Source data
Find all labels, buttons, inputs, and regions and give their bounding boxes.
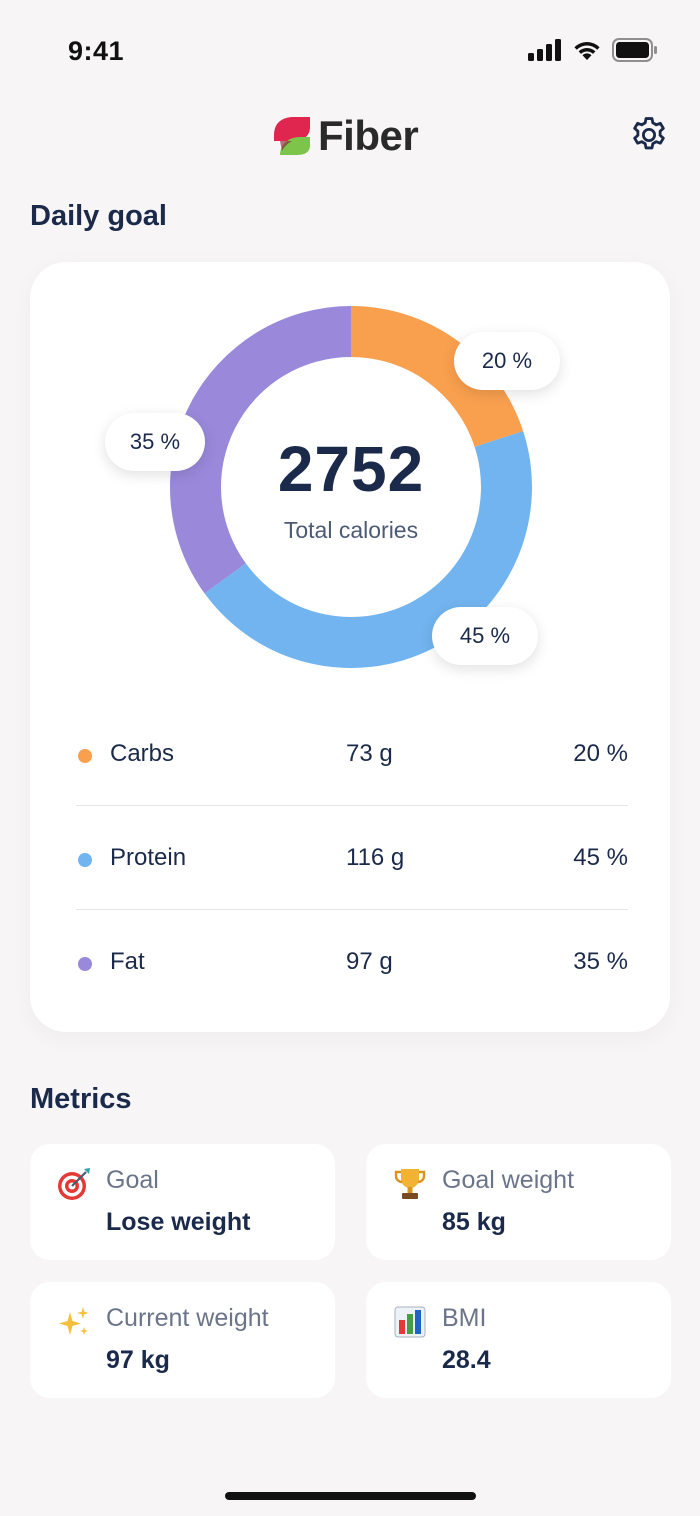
metrics-title: Metrics [30,1083,132,1115]
macro-row-fat: Fat 97 g 35 % [76,910,628,1014]
metric-card-bmi[interactable]: BMI 28.4 [366,1282,671,1398]
carbs-percent-pill: 20 % [454,332,560,390]
protein-color-dot [78,853,92,867]
macro-grams: 116 g [346,844,405,871]
macro-row-protein: Protein 116 g 45 % [76,806,628,910]
metric-label: Goal weight [442,1166,575,1194]
gear-icon [633,117,665,150]
metric-value: 97 kg [106,1346,170,1374]
wifi-icon [574,42,600,60]
bar-chart-icon [394,1306,426,1338]
fat-percent-pill: 35 % [105,413,205,471]
daily-goal-card: 2752 Total calories 20 % 35 % 45 % Carbs… [30,262,670,1032]
home-indicator[interactable] [225,1492,476,1500]
macro-grams: 97 g [346,948,393,975]
macro-name: Fat [110,948,145,975]
metric-value: Lose weight [106,1208,251,1236]
macro-name: Carbs [110,740,175,767]
macro-row-carbs: Carbs 73 g 20 % [76,702,628,806]
fiber-leaf-icon [274,117,310,155]
status-bar: 9:41 [0,0,700,100]
macro-percent: 20 % [573,740,628,767]
fat-color-dot [78,957,92,971]
cellular-signal-icon [528,39,561,61]
metric-card-current-weight[interactable]: Current weight 97 kg [30,1282,335,1398]
macro-breakdown-list: Carbs 73 g 20 % Protein 116 g 45 % Fat 9… [76,702,628,1014]
macro-percent: 45 % [573,844,628,871]
metric-card-goal[interactable]: Goal Lose weight [30,1144,335,1260]
app-header: Fiber [0,100,700,172]
sparkles-icon [59,1307,89,1335]
metric-value: 85 kg [442,1208,506,1236]
metric-label: Goal [106,1166,159,1194]
settings-button[interactable] [628,114,670,156]
battery-icon [612,38,657,62]
status-time: 9:41 [68,36,125,66]
status-icons [528,38,658,62]
app-logo: Fiber [270,112,419,160]
macro-percent: 35 % [573,948,628,975]
metric-value: 28.4 [442,1346,491,1374]
metric-label: Current weight [106,1304,269,1332]
protein-percent-pill: 45 % [432,607,538,665]
total-calories-value: 2752 [277,432,425,505]
daily-goal-title: Daily goal [30,200,167,232]
metric-card-goal-weight[interactable]: Goal weight 85 kg [366,1144,671,1260]
carbs-color-dot [78,749,92,763]
trophy-icon [394,1169,426,1199]
metric-label: BMI [442,1304,487,1332]
target-icon [58,1168,90,1200]
macro-name: Protein [110,844,187,871]
total-calories-label: Total calories [283,516,419,543]
app-name: Fiber [318,112,419,159]
macro-grams: 73 g [346,740,393,767]
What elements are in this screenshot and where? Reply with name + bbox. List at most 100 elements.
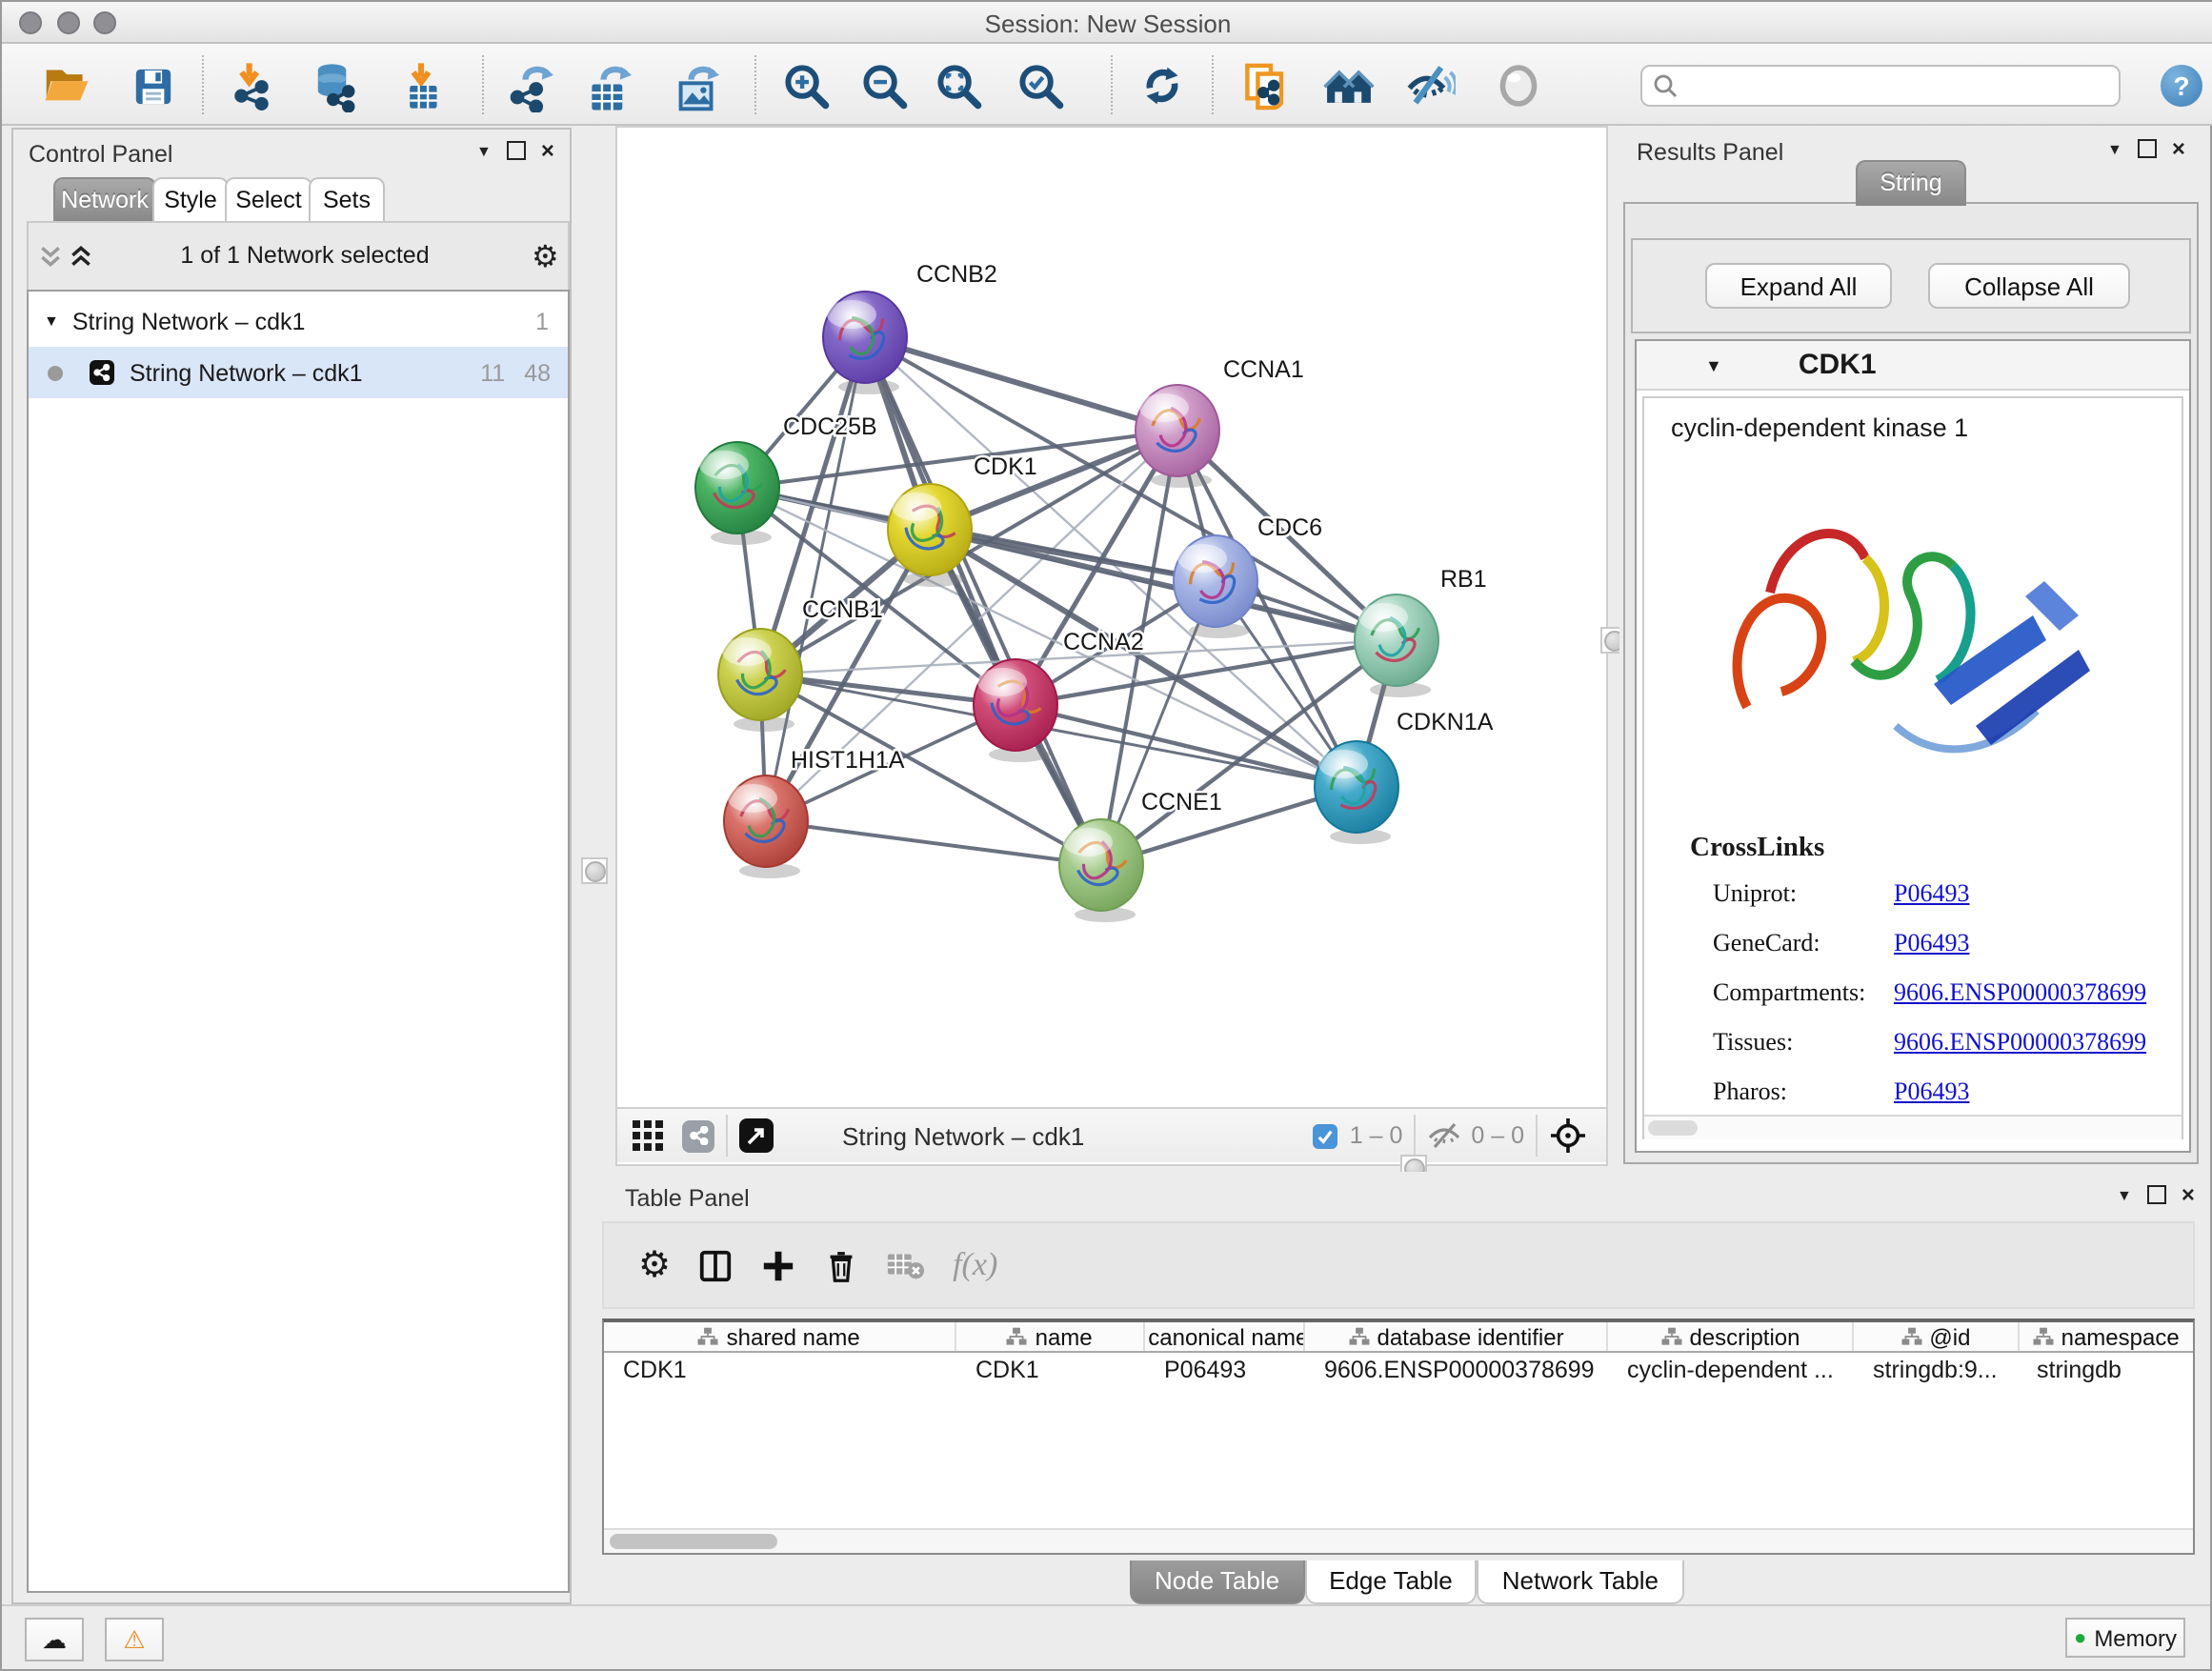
collapse-panel-icon[interactable]: ▼: [2107, 140, 2122, 157]
column-header[interactable]: name: [955, 1322, 1145, 1351]
memory-label: Memory: [2094, 1624, 2177, 1651]
network-edge[interactable]: [865, 337, 1177, 431]
genecard-link[interactable]: P06493: [1894, 928, 1969, 958]
tab-edge-table[interactable]: Edge Table: [1304, 1560, 1478, 1604]
column-header[interactable]: canonical name: [1145, 1322, 1306, 1351]
network-node-hist1h1a[interactable]: HIST1H1A: [724, 747, 905, 878]
title-bar: Session: New Session: [2, 2, 2212, 44]
zoom-fit-button[interactable]: [930, 57, 987, 114]
network-status-dot: [48, 365, 63, 380]
gene-card-hscrollbar[interactable]: [1644, 1115, 2182, 1139]
network-edge[interactable]: [1016, 705, 1357, 787]
warnings-button[interactable]: ⚠: [105, 1618, 164, 1661]
tab-string[interactable]: String: [1856, 160, 1966, 206]
network-node-cdkn1a[interactable]: CDKN1A: [1315, 709, 1494, 844]
tab-network-table[interactable]: Network Table: [1478, 1560, 1683, 1604]
selected-count-text: 1 – 0: [1350, 1122, 1403, 1149]
collection-expand-icon[interactable]: ▼: [44, 312, 59, 330]
gene-expand-icon[interactable]: ▼: [1705, 355, 1722, 374]
float-panel-icon[interactable]: [2138, 139, 2157, 158]
network-node-rb1[interactable]: RB1: [1355, 566, 1487, 697]
search-input[interactable]: [1679, 67, 2119, 105]
hide-selected-button[interactable]: [1400, 57, 1458, 114]
column-header[interactable]: namespace: [2019, 1322, 2193, 1351]
show-all-button-disabled[interactable]: [1490, 57, 1547, 114]
window-title: Session: New Session: [2, 10, 2212, 38]
add-column-icon[interactable]: [760, 1247, 796, 1283]
network-row[interactable]: String Network – cdk1 11 48: [29, 347, 568, 398]
network-node-ccne1[interactable]: CCNE1: [1059, 789, 1222, 922]
column-header[interactable]: @id: [1855, 1322, 2020, 1351]
tab-style[interactable]: Style: [152, 177, 229, 223]
refresh-button[interactable]: [1134, 57, 1191, 114]
import-network-database-button[interactable]: [305, 57, 362, 114]
new-network-from-selection-button[interactable]: [1237, 57, 1294, 114]
float-panel-icon[interactable]: [2147, 1185, 2166, 1204]
float-panel-icon[interactable]: [507, 141, 526, 160]
compartments-link[interactable]: 9606.ENSP00000378699: [1894, 977, 2146, 1008]
help-button[interactable]: ?: [2161, 65, 2202, 107]
tab-select[interactable]: Select: [225, 177, 312, 223]
detach-view-button[interactable]: [739, 1118, 774, 1153]
show-columns-icon[interactable]: [697, 1247, 734, 1283]
zoom-out-button[interactable]: [855, 57, 913, 114]
tab-network[interactable]: Network: [53, 177, 156, 223]
close-panel-icon[interactable]: ×: [2172, 139, 2185, 158]
vertical-splitter-handle-left[interactable]: [581, 857, 608, 884]
column-header[interactable]: description: [1608, 1322, 1854, 1351]
network-node-ccnb2[interactable]: CCNB2: [823, 261, 997, 394]
cloud-services-button[interactable]: ☁: [25, 1618, 84, 1661]
toolbar-separator: [754, 55, 756, 114]
protein-structure-image: [1705, 474, 2117, 798]
save-session-button[interactable]: [124, 57, 181, 114]
import-network-icon: [227, 61, 276, 111]
zoom-selected-icon: [1015, 60, 1066, 111]
tab-sets[interactable]: Sets: [309, 177, 385, 223]
tissues-link[interactable]: 9606.ENSP00000378699: [1894, 1027, 2146, 1057]
open-session-button[interactable]: [38, 57, 95, 114]
collapse-all-button[interactable]: Collapse All: [1928, 263, 2130, 309]
network-tree: ▼ String Network – cdk1 1 String Network…: [27, 290, 570, 1593]
import-table-icon: [396, 61, 446, 111]
network-edge[interactable]: [865, 337, 1101, 865]
collapse-panel-icon[interactable]: ▼: [2117, 1186, 2132, 1203]
network-edge[interactable]: [930, 530, 1397, 640]
delete-column-icon[interactable]: [823, 1247, 859, 1283]
network-edge[interactable]: [766, 821, 1101, 865]
collapse-panel-icon[interactable]: ▼: [476, 142, 492, 159]
column-type-icon: [698, 1326, 719, 1347]
zoom-in-button[interactable]: [777, 57, 835, 114]
table-hscrollbar[interactable]: [604, 1528, 2193, 1553]
import-table-file-button[interactable]: [392, 57, 450, 114]
expand-all-icon[interactable]: [69, 244, 93, 269]
network-node-ccnb1[interactable]: CCNB1: [718, 596, 883, 732]
zoom-selected-button[interactable]: [1012, 57, 1069, 114]
network-collection-row[interactable]: ▼ String Network – cdk1 1: [29, 295, 568, 347]
home-layout-button[interactable]: [1320, 57, 1377, 114]
export-table-button[interactable]: [581, 57, 638, 114]
import-network-file-button[interactable]: [223, 57, 280, 114]
uniprot-link[interactable]: P06493: [1894, 878, 1969, 909]
pharos-link[interactable]: P06493: [1894, 1077, 1969, 1107]
gene-card-header[interactable]: ▼ CDK1: [1637, 341, 2189, 391]
network-canvas[interactable]: CCNB2CCNA1CDC25BCDK1CDC6RB1CCNB1CCNA2CDK…: [615, 126, 1608, 1166]
network-view-icon[interactable]: [682, 1119, 714, 1152]
column-header[interactable]: shared name: [604, 1322, 955, 1351]
table-options-gear-icon[interactable]: ⚙: [638, 1243, 671, 1287]
memory-button[interactable]: ● Memory: [2065, 1618, 2185, 1658]
table-row[interactable]: CDK1 CDK1 P06493 9606.ENSP00000378699 cy…: [604, 1353, 2193, 1387]
expand-all-button[interactable]: Expand All: [1705, 263, 1892, 309]
network-from-selection-icon: [1239, 60, 1291, 111]
birds-eye-toggle-icon[interactable]: [1549, 1117, 1587, 1155]
column-header[interactable]: database identifier: [1306, 1322, 1609, 1351]
collapse-all-icon[interactable]: [38, 244, 63, 269]
export-network-button[interactable]: [503, 57, 560, 114]
selected-checkbox[interactable]: [1314, 1123, 1338, 1148]
grid-mode-icon[interactable]: [633, 1120, 663, 1151]
export-image-button[interactable]: [669, 57, 726, 114]
close-panel-icon[interactable]: ×: [2182, 1185, 2195, 1204]
tab-node-table[interactable]: Node Table: [1130, 1560, 1304, 1604]
network-options-gear-icon[interactable]: ⚙: [532, 238, 559, 276]
table-hscrollbar-thumb[interactable]: [610, 1534, 777, 1549]
close-panel-icon[interactable]: ×: [541, 141, 554, 160]
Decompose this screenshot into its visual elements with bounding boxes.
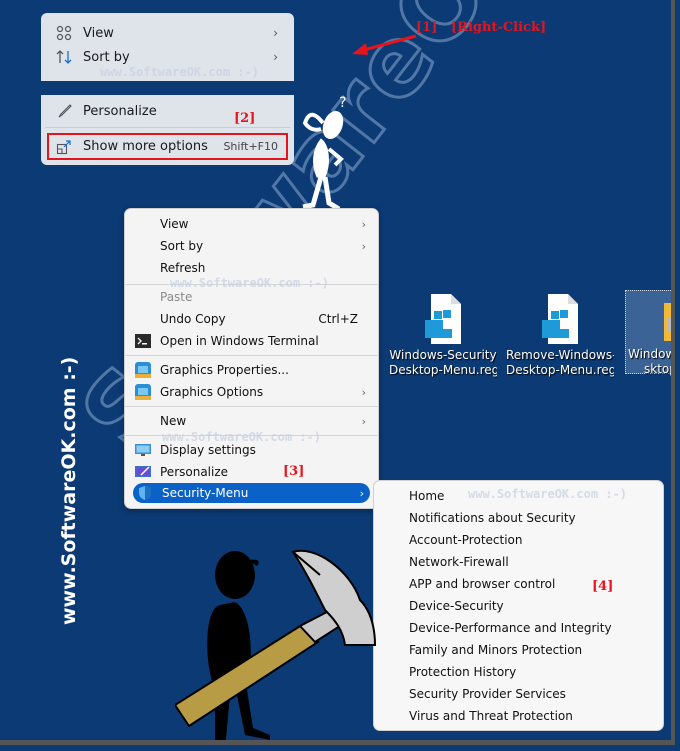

#### [Your assignment]
Show every line from the entries that includes the word "selected".

#### [Answer below]
selected-count-text: 1 – 0: [1350, 1122, 1403, 1149]
hide-selected-button[interactable]: [1400, 57, 1458, 114]
zoom-selected-icon: [1015, 60, 1066, 111]
zoom-selected-button[interactable]: [1012, 57, 1069, 114]
selected-checkbox[interactable]: [1314, 1123, 1338, 1148]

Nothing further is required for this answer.